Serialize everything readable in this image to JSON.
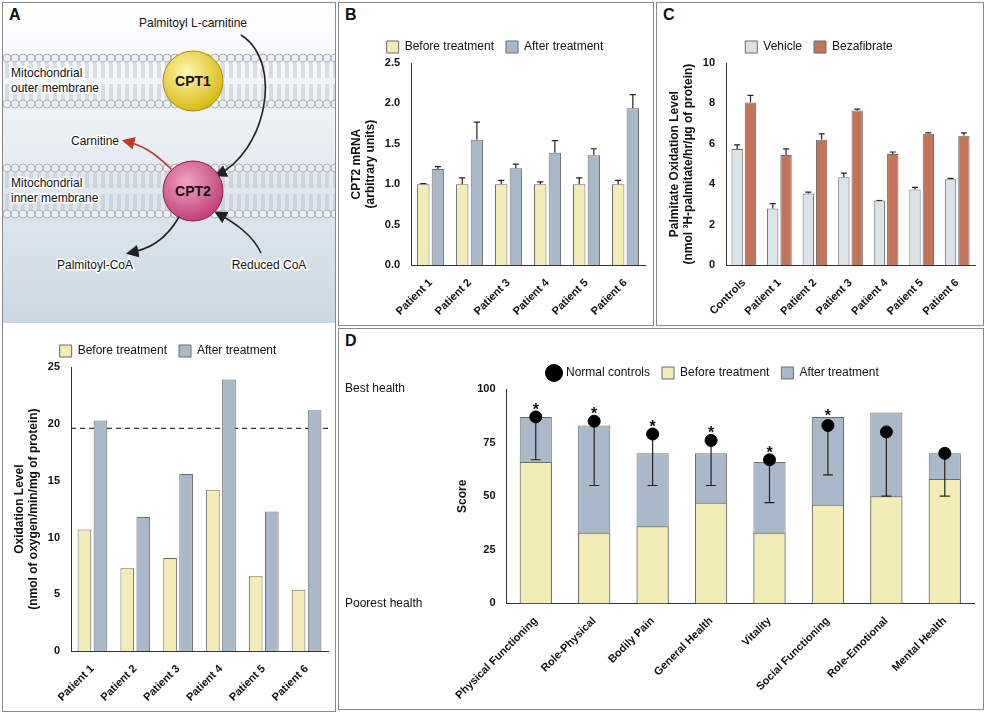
{
  "diagram": {
    "panel": "A",
    "labels": {
      "substrate": "Palmitoyl L-carnitine",
      "outer_membrane": "Mitochondrial outer membrane",
      "inner_membrane": "Mitochondrial inner membrane",
      "enzyme_outer": "CPT1",
      "enzyme_inner": "CPT2",
      "released": "Carnitine",
      "product": "Palmitoyl-CoA",
      "cofactor": "Reduced CoA"
    }
  },
  "chart_data": [
    {
      "type": "bar",
      "y_label": "Oxidation Level (nmol of oxygen/min/mg of protein)",
      "categories": [
        "Patient 1",
        "Patient 2",
        "Patient 3",
        "Patient 4",
        "Patient 5",
        "Patient 6"
      ],
      "series": [
        {
          "name": "Before treatment",
          "color": "#f3ecb7",
          "values": [
            10.7,
            7.3,
            8.2,
            14.2,
            6.6,
            5.4
          ]
        },
        {
          "name": "After treatment",
          "color": "#a9b9c9",
          "values": [
            20.3,
            11.8,
            15.6,
            23.9,
            12.3,
            21.2
          ]
        }
      ],
      "ylim": [
        0,
        25
      ],
      "yticks": [
        0,
        5,
        10,
        15,
        20,
        25
      ],
      "grid": false,
      "legend": "top",
      "annotations": [
        {
          "y": 19.6,
          "line_style": "dashed"
        }
      ]
    },
    {
      "panel": "B",
      "type": "bar",
      "y_label": "CPT2 mRNA (arbitrary units)",
      "categories": [
        "Patient 1",
        "Patient 2",
        "Patient 3",
        "Patient 4",
        "Patient 5",
        "Patient 6"
      ],
      "series": [
        {
          "name": "Before treatment",
          "color": "#f3ecb7",
          "values": [
            1.0,
            1.0,
            1.0,
            1.0,
            1.0,
            1.0
          ],
          "errors": [
            0.01,
            0.08,
            0.05,
            0.03,
            0.08,
            0.05
          ]
        },
        {
          "name": "After treatment",
          "color": "#a9b9c9",
          "values": [
            1.19,
            1.55,
            1.2,
            1.39,
            1.36,
            1.94
          ],
          "errors": [
            0.03,
            0.22,
            0.05,
            0.15,
            0.08,
            0.17
          ]
        }
      ],
      "ylim": [
        0,
        2.5
      ],
      "yticks": [
        {
          "value": 0,
          "label": "0.0"
        },
        0.5,
        {
          "value": 1,
          "label": "1.0"
        },
        1.5,
        {
          "value": 2,
          "label": "2.0"
        },
        2.5
      ],
      "grid": false,
      "legend": "top"
    },
    {
      "panel": "C",
      "type": "bar",
      "y_label": "Palmitate Oxidation Level (nmol ³H-palmitate/hr/µg of protein)",
      "categories": [
        "Controls",
        "Patient 1",
        "Patient 2",
        "Patient 3",
        "Patient 4",
        "Patient 5",
        "Patient 6"
      ],
      "series": [
        {
          "name": "Vehicle",
          "color": "#dde2e8",
          "values": [
            5.75,
            2.8,
            3.55,
            4.35,
            3.2,
            3.75,
            4.25
          ],
          "errors": [
            0.2,
            0.25,
            0.07,
            0.2,
            0,
            0.1,
            0.05
          ]
        },
        {
          "name": "Bezafibrate",
          "color": "#c27358",
          "values": [
            8.05,
            5.45,
            6.2,
            7.65,
            5.5,
            6.5,
            6.4
          ],
          "errors": [
            0.35,
            0.3,
            0.3,
            0.07,
            0.1,
            0.05,
            0.15
          ]
        }
      ],
      "ylim": [
        0,
        10
      ],
      "yticks": [
        0,
        2,
        4,
        6,
        8,
        10
      ],
      "grid": false,
      "legend": "top"
    },
    {
      "panel": "D",
      "type": "bar",
      "y_label": "Score",
      "categories": [
        "Physical Functioning",
        "Role-Physical",
        "Bodily Pain",
        "General Health",
        "Vitality",
        "Social Functioning",
        "Role-Emotional",
        "Mental Health"
      ],
      "series": [
        {
          "name": "Before treatment",
          "color": "#f3ecb7",
          "values": [
            66,
            33,
            36,
            47,
            33,
            46,
            50,
            58
          ]
        },
        {
          "name": "After treatment",
          "color": "#a9b9c9",
          "values": [
            87,
            83,
            70,
            70,
            66,
            87,
            89,
            70
          ]
        },
        {
          "name": "Normal controls",
          "type": "line",
          "marker": "circle",
          "line_style": "none",
          "color": "#000000",
          "values": [
            87,
            85,
            79,
            76,
            67,
            83,
            80,
            70
          ],
          "errors": [
            20,
            30,
            24,
            21,
            20,
            23,
            30,
            20
          ]
        }
      ],
      "ylim": [
        0,
        100
      ],
      "yticks": [
        0,
        25,
        50,
        75,
        100
      ],
      "grid": false,
      "legend": "top",
      "annotations": [
        {
          "y": 100,
          "text": "Best health"
        },
        {
          "y": 0,
          "text": "Poorest health"
        },
        {
          "category": "Physical Functioning",
          "text": "*"
        },
        {
          "category": "Role-Physical",
          "text": "*"
        },
        {
          "category": "Bodily Pain",
          "text": "*"
        },
        {
          "category": "General Health",
          "text": "*"
        },
        {
          "category": "Vitality",
          "text": "*"
        },
        {
          "category": "Social Functioning",
          "text": "*"
        }
      ]
    }
  ]
}
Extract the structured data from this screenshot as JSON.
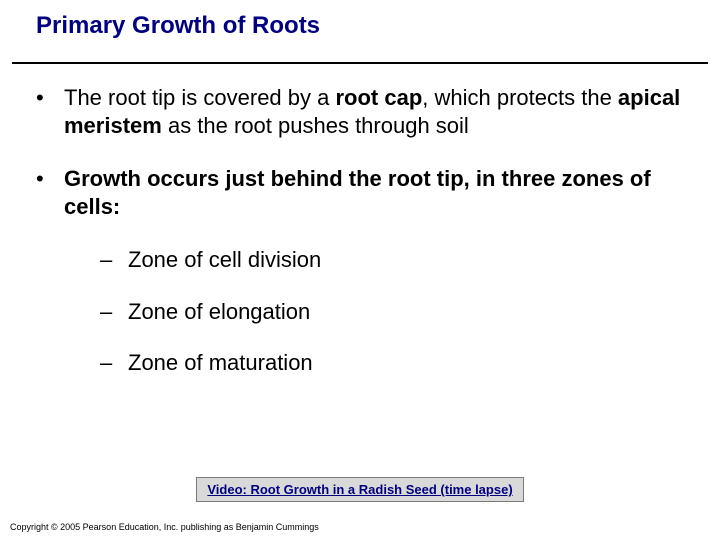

● ● ● ● ●

*EXERCISE GOAL*: Considering the records above, how many lines hold "Social"? Please answer with only the number.

*SOLUTION TO THE PROBLEM*: 2